The problem –
Make an exact copy of all the entries, with the pictures left out.

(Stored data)

========================================================================

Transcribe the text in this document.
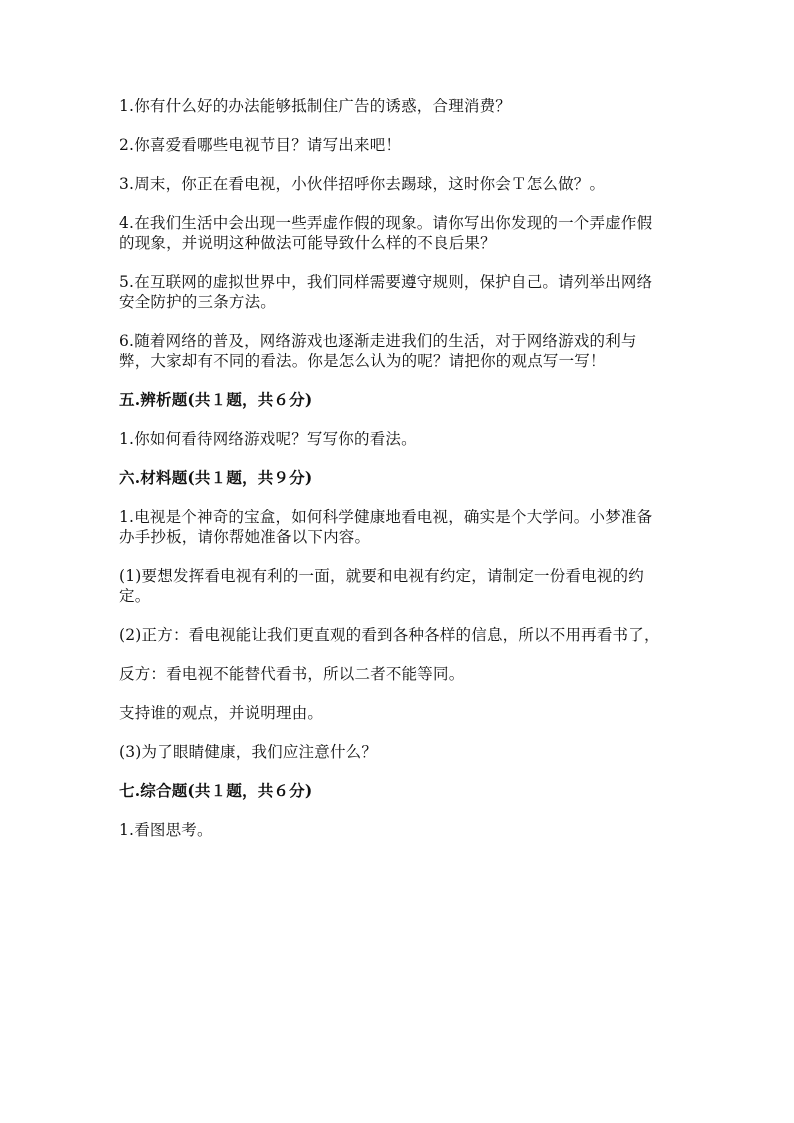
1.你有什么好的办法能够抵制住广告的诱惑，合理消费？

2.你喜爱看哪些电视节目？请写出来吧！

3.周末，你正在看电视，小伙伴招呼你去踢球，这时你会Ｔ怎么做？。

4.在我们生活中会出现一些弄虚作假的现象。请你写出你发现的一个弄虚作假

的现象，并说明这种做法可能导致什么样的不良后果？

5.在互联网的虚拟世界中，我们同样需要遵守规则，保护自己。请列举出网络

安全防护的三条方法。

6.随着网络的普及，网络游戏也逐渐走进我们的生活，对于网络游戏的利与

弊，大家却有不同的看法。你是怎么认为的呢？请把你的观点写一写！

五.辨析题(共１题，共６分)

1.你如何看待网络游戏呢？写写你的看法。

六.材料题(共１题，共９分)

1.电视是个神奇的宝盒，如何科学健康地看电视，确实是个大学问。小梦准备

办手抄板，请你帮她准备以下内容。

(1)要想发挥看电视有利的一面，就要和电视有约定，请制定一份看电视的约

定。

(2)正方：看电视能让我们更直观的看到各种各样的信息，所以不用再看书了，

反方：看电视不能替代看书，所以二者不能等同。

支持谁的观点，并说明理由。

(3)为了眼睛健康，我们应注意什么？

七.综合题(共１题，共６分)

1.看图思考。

========================================================================

Result of the task –
Transcribe the text in this document.
1.你有什么好的办法能够抵制住广告的诱惑，合理消费？

2.你喜爱看哪些电视节目？请写出来吧！

3.周末，你正在看电视，小伙伴招呼你去踢球，这时你会Ｔ怎么做？。

4.在我们生活中会出现一些弄虚作假的现象。请你写出你发现的一个弄虚作假

的现象，并说明这种做法可能导致什么样的不良后果？

5.在互联网的虚拟世界中，我们同样需要遵守规则，保护自己。请列举出网络

安全防护的三条方法。

6.随着网络的普及，网络游戏也逐渐走进我们的生活，对于网络游戏的利与

弊，大家却有不同的看法。你是怎么认为的呢？请把你的观点写一写！

五.辨析题(共１题，共６分)

1.你如何看待网络游戏呢？写写你的看法。

六.材料题(共１题，共９分)

1.电视是个神奇的宝盒，如何科学健康地看电视，确实是个大学问。小梦准备

办手抄板，请你帮她准备以下内容。

(1)要想发挥看电视有利的一面，就要和电视有约定，请制定一份看电视的约

定。

(2)正方：看电视能让我们更直观的看到各种各样的信息，所以不用再看书了，

反方：看电视不能替代看书，所以二者不能等同。

支持谁的观点，并说明理由。

(3)为了眼睛健康，我们应注意什么？

七.综合题(共１题，共６分)

1.看图思考。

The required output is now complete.